### GIVEN INSTRUCTION
Images should be left out, and everything else in the listing reproduced exactly.

Data entries for graphics:

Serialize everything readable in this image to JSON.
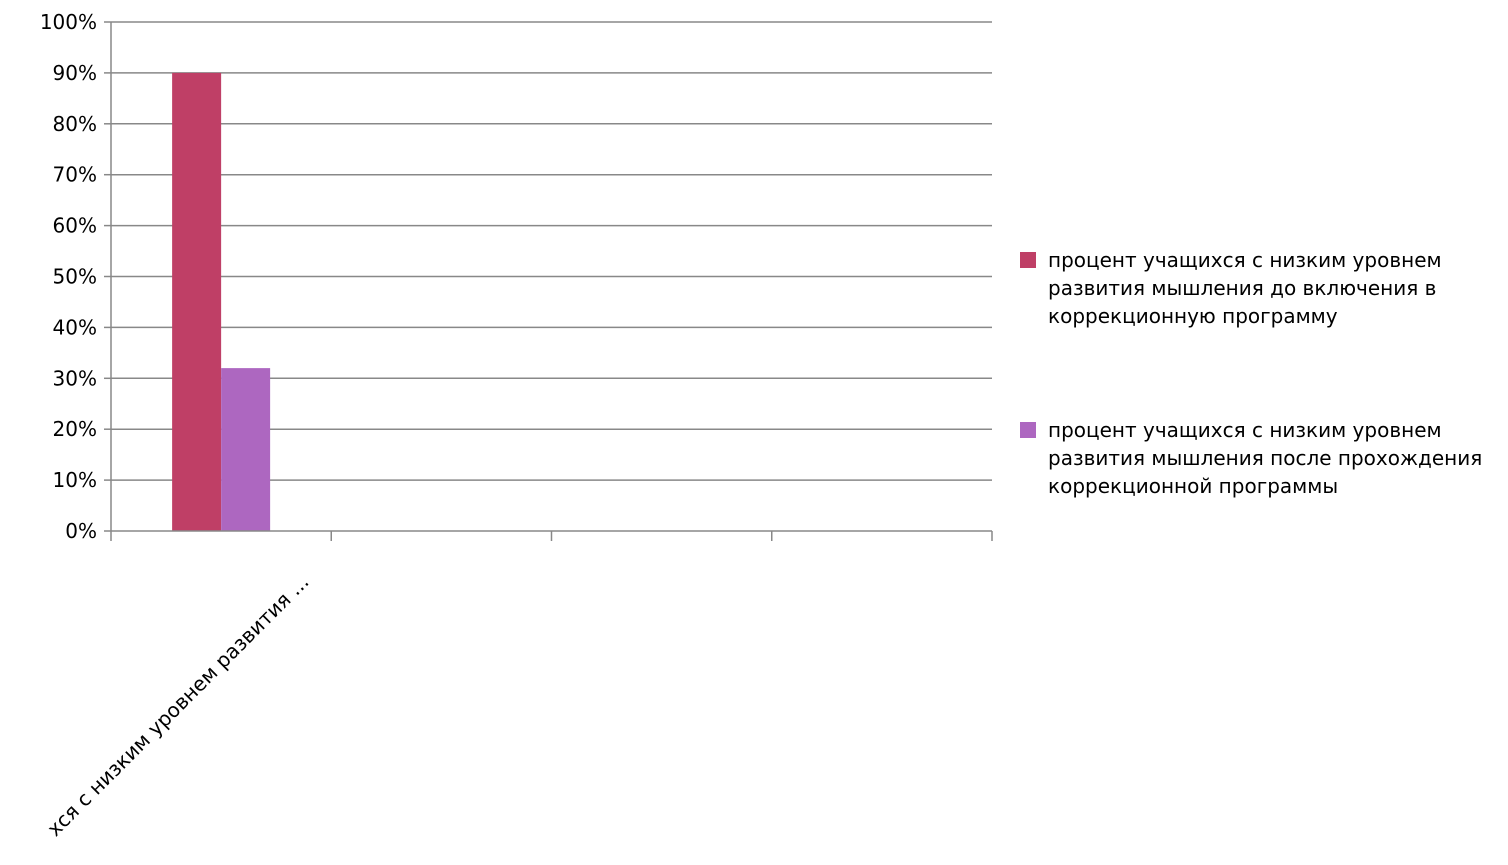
{
  "chart_data": {
    "type": "bar",
    "categories": [
      "процент учащихся с низким уровнем развития ...",
      "",
      "",
      ""
    ],
    "category_label_visible": "хся с низким уровнем развития ...",
    "series": [
      {
        "name": "процент учащихся с низким уровнем развития мышления до включения в коррекционную программу",
        "values": [
          90,
          null,
          null,
          null
        ],
        "color": "#bf3f66"
      },
      {
        "name": "процент учащихся с низким уровнем развития мышления после прохождения коррекционной программы",
        "values": [
          32,
          null,
          null,
          null
        ],
        "color": "#ad67c0"
      }
    ],
    "yticks": [
      "0%",
      "10%",
      "20%",
      "30%",
      "40%",
      "50%",
      "60%",
      "70%",
      "80%",
      "90%",
      "100%"
    ],
    "ylim": [
      0,
      100
    ],
    "grid": true,
    "legend_position": "right",
    "title": "",
    "xlabel": "",
    "ylabel": ""
  }
}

### THE COMPLETED TASK
Serialize everything readable in this image to JSON.
{
  "chart_data": {
    "type": "bar",
    "categories": [
      "процент учащихся с низким уровнем развития ...",
      "",
      "",
      ""
    ],
    "category_label_visible": "хся с низким уровнем развития ...",
    "series": [
      {
        "name": "процент учащихся с низким уровнем развития мышления до включения в коррекционную программу",
        "values": [
          90,
          null,
          null,
          null
        ],
        "color": "#bf3f66"
      },
      {
        "name": "процент учащихся с низким уровнем развития мышления после прохождения коррекционной программы",
        "values": [
          32,
          null,
          null,
          null
        ],
        "color": "#ad67c0"
      }
    ],
    "yticks": [
      "0%",
      "10%",
      "20%",
      "30%",
      "40%",
      "50%",
      "60%",
      "70%",
      "80%",
      "90%",
      "100%"
    ],
    "ylim": [
      0,
      100
    ],
    "grid": true,
    "legend_position": "right",
    "title": "",
    "xlabel": "",
    "ylabel": ""
  }
}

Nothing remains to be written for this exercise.